(Rows from a figure dataset)
BEGIN

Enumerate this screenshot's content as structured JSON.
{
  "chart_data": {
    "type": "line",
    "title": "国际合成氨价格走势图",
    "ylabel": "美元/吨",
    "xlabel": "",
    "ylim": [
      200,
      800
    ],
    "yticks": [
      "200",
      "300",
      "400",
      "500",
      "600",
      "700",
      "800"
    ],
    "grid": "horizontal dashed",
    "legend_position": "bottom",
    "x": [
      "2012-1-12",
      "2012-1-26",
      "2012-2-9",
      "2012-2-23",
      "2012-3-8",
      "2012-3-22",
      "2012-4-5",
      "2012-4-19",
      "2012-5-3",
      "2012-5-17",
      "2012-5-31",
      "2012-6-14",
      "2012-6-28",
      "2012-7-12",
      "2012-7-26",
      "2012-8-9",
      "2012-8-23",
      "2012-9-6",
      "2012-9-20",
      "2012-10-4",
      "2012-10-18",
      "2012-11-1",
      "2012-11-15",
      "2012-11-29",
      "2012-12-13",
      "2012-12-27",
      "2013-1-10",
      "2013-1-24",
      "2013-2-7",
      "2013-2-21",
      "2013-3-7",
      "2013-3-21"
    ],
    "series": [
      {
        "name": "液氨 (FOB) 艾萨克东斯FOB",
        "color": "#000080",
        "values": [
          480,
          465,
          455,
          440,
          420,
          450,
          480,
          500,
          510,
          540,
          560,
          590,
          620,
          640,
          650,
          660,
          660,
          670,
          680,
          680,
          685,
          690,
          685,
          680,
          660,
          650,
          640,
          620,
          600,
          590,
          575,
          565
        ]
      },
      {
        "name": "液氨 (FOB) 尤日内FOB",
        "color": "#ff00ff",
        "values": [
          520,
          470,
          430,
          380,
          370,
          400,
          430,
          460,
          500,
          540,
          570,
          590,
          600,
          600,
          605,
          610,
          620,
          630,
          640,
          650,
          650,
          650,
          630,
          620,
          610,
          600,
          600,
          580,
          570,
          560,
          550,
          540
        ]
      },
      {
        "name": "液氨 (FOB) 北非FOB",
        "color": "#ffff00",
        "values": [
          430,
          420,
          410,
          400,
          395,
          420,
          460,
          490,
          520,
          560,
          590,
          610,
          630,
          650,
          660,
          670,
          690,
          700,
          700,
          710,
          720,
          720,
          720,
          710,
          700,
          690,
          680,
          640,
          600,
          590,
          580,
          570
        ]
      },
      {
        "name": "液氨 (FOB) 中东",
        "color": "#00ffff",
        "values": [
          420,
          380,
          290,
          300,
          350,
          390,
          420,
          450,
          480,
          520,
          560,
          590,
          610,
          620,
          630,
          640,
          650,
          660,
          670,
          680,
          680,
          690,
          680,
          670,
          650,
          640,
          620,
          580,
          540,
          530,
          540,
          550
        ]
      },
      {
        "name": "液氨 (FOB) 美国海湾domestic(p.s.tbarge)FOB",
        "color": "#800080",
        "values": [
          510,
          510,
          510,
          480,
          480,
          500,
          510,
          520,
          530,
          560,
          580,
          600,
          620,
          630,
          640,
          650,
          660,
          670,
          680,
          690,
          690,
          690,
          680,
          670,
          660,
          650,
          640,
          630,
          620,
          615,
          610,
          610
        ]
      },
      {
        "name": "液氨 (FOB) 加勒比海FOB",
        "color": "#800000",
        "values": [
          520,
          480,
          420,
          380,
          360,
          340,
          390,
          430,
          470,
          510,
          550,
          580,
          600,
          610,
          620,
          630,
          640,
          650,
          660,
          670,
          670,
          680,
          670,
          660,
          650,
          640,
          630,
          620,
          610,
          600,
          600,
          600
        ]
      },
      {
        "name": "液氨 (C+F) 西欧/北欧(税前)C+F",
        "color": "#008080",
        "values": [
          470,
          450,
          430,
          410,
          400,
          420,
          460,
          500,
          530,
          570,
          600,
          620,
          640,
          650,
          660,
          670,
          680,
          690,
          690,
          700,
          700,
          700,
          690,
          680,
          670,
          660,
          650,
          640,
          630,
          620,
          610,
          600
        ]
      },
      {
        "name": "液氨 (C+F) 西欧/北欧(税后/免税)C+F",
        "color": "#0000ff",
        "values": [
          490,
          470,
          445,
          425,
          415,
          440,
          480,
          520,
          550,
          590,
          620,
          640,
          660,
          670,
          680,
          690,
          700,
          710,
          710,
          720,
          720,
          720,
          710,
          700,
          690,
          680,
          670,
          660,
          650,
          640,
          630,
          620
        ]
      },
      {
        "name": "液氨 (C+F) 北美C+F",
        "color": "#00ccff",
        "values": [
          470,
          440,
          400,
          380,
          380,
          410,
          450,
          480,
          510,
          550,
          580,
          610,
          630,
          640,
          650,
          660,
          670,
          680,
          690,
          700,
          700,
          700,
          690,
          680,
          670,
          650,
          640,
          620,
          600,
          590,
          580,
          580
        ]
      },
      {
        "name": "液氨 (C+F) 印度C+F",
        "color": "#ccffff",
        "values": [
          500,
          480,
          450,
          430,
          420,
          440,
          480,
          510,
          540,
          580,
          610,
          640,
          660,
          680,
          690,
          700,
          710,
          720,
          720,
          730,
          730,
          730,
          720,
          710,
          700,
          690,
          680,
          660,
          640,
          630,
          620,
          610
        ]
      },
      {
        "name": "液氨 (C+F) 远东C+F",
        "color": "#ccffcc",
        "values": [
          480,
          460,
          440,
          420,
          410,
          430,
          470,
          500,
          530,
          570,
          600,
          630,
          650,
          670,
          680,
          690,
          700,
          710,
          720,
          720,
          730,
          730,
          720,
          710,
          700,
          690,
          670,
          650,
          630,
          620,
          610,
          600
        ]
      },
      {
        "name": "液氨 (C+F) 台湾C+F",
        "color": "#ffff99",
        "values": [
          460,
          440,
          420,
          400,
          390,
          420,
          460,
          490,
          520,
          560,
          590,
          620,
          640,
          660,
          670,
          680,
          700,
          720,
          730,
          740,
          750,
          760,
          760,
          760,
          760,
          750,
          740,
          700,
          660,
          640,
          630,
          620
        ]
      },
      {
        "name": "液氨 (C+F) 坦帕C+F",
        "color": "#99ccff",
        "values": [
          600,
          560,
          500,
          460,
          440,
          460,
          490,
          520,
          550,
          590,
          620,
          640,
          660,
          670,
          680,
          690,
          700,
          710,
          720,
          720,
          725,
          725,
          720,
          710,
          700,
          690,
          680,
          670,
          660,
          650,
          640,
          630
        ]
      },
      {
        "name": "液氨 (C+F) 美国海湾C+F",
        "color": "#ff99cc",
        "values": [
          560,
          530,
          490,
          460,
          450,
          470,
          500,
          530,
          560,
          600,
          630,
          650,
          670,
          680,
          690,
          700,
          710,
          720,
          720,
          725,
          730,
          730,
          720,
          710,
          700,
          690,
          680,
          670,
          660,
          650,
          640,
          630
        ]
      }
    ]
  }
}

END

Work required:
All of the entries above should be written out again exactly.

Answer to the task:
Enumerate this screenshot's content as structured JSON.
{
  "chart_data": {
    "type": "line",
    "title": "国际合成氨价格走势图",
    "ylabel": "美元/吨",
    "xlabel": "",
    "ylim": [
      200,
      800
    ],
    "yticks": [
      "200",
      "300",
      "400",
      "500",
      "600",
      "700",
      "800"
    ],
    "grid": "horizontal dashed",
    "legend_position": "bottom",
    "x": [
      "2012-1-12",
      "2012-1-26",
      "2012-2-9",
      "2012-2-23",
      "2012-3-8",
      "2012-3-22",
      "2012-4-5",
      "2012-4-19",
      "2012-5-3",
      "2012-5-17",
      "2012-5-31",
      "2012-6-14",
      "2012-6-28",
      "2012-7-12",
      "2012-7-26",
      "2012-8-9",
      "2012-8-23",
      "2012-9-6",
      "2012-9-20",
      "2012-10-4",
      "2012-10-18",
      "2012-11-1",
      "2012-11-15",
      "2012-11-29",
      "2012-12-13",
      "2012-12-27",
      "2013-1-10",
      "2013-1-24",
      "2013-2-7",
      "2013-2-21",
      "2013-3-7",
      "2013-3-21"
    ],
    "series": [
      {
        "name": "液氨 (FOB) 艾萨克东斯FOB",
        "color": "#000080",
        "values": [
          480,
          465,
          455,
          440,
          420,
          450,
          480,
          500,
          510,
          540,
          560,
          590,
          620,
          640,
          650,
          660,
          660,
          670,
          680,
          680,
          685,
          690,
          685,
          680,
          660,
          650,
          640,
          620,
          600,
          590,
          575,
          565
        ]
      },
      {
        "name": "液氨 (FOB) 尤日内FOB",
        "color": "#ff00ff",
        "values": [
          520,
          470,
          430,
          380,
          370,
          400,
          430,
          460,
          500,
          540,
          570,
          590,
          600,
          600,
          605,
          610,
          620,
          630,
          640,
          650,
          650,
          650,
          630,
          620,
          610,
          600,
          600,
          580,
          570,
          560,
          550,
          540
        ]
      },
      {
        "name": "液氨 (FOB) 北非FOB",
        "color": "#ffff00",
        "values": [
          430,
          420,
          410,
          400,
          395,
          420,
          460,
          490,
          520,
          560,
          590,
          610,
          630,
          650,
          660,
          670,
          690,
          700,
          700,
          710,
          720,
          720,
          720,
          710,
          700,
          690,
          680,
          640,
          600,
          590,
          580,
          570
        ]
      },
      {
        "name": "液氨 (FOB) 中东",
        "color": "#00ffff",
        "values": [
          420,
          380,
          290,
          300,
          350,
          390,
          420,
          450,
          480,
          520,
          560,
          590,
          610,
          620,
          630,
          640,
          650,
          660,
          670,
          680,
          680,
          690,
          680,
          670,
          650,
          640,
          620,
          580,
          540,
          530,
          540,
          550
        ]
      },
      {
        "name": "液氨 (FOB) 美国海湾domestic(p.s.tbarge)FOB",
        "color": "#800080",
        "values": [
          510,
          510,
          510,
          480,
          480,
          500,
          510,
          520,
          530,
          560,
          580,
          600,
          620,
          630,
          640,
          650,
          660,
          670,
          680,
          690,
          690,
          690,
          680,
          670,
          660,
          650,
          640,
          630,
          620,
          615,
          610,
          610
        ]
      },
      {
        "name": "液氨 (FOB) 加勒比海FOB",
        "color": "#800000",
        "values": [
          520,
          480,
          420,
          380,
          360,
          340,
          390,
          430,
          470,
          510,
          550,
          580,
          600,
          610,
          620,
          630,
          640,
          650,
          660,
          670,
          670,
          680,
          670,
          660,
          650,
          640,
          630,
          620,
          610,
          600,
          600,
          600
        ]
      },
      {
        "name": "液氨 (C+F) 西欧/北欧(税前)C+F",
        "color": "#008080",
        "values": [
          470,
          450,
          430,
          410,
          400,
          420,
          460,
          500,
          530,
          570,
          600,
          620,
          640,
          650,
          660,
          670,
          680,
          690,
          690,
          700,
          700,
          700,
          690,
          680,
          670,
          660,
          650,
          640,
          630,
          620,
          610,
          600
        ]
      },
      {
        "name": "液氨 (C+F) 西欧/北欧(税后/免税)C+F",
        "color": "#0000ff",
        "values": [
          490,
          470,
          445,
          425,
          415,
          440,
          480,
          520,
          550,
          590,
          620,
          640,
          660,
          670,
          680,
          690,
          700,
          710,
          710,
          720,
          720,
          720,
          710,
          700,
          690,
          680,
          670,
          660,
          650,
          640,
          630,
          620
        ]
      },
      {
        "name": "液氨 (C+F) 北美C+F",
        "color": "#00ccff",
        "values": [
          470,
          440,
          400,
          380,
          380,
          410,
          450,
          480,
          510,
          550,
          580,
          610,
          630,
          640,
          650,
          660,
          670,
          680,
          690,
          700,
          700,
          700,
          690,
          680,
          670,
          650,
          640,
          620,
          600,
          590,
          580,
          580
        ]
      },
      {
        "name": "液氨 (C+F) 印度C+F",
        "color": "#ccffff",
        "values": [
          500,
          480,
          450,
          430,
          420,
          440,
          480,
          510,
          540,
          580,
          610,
          640,
          660,
          680,
          690,
          700,
          710,
          720,
          720,
          730,
          730,
          730,
          720,
          710,
          700,
          690,
          680,
          660,
          640,
          630,
          620,
          610
        ]
      },
      {
        "name": "液氨 (C+F) 远东C+F",
        "color": "#ccffcc",
        "values": [
          480,
          460,
          440,
          420,
          410,
          430,
          470,
          500,
          530,
          570,
          600,
          630,
          650,
          670,
          680,
          690,
          700,
          710,
          720,
          720,
          730,
          730,
          720,
          710,
          700,
          690,
          670,
          650,
          630,
          620,
          610,
          600
        ]
      },
      {
        "name": "液氨 (C+F) 台湾C+F",
        "color": "#ffff99",
        "values": [
          460,
          440,
          420,
          400,
          390,
          420,
          460,
          490,
          520,
          560,
          590,
          620,
          640,
          660,
          670,
          680,
          700,
          720,
          730,
          740,
          750,
          760,
          760,
          760,
          760,
          750,
          740,
          700,
          660,
          640,
          630,
          620
        ]
      },
      {
        "name": "液氨 (C+F) 坦帕C+F",
        "color": "#99ccff",
        "values": [
          600,
          560,
          500,
          460,
          440,
          460,
          490,
          520,
          550,
          590,
          620,
          640,
          660,
          670,
          680,
          690,
          700,
          710,
          720,
          720,
          725,
          725,
          720,
          710,
          700,
          690,
          680,
          670,
          660,
          650,
          640,
          630
        ]
      },
      {
        "name": "液氨 (C+F) 美国海湾C+F",
        "color": "#ff99cc",
        "values": [
          560,
          530,
          490,
          460,
          450,
          470,
          500,
          530,
          560,
          600,
          630,
          650,
          670,
          680,
          690,
          700,
          710,
          720,
          720,
          725,
          730,
          730,
          720,
          710,
          700,
          690,
          680,
          670,
          660,
          650,
          640,
          630
        ]
      }
    ]
  }
}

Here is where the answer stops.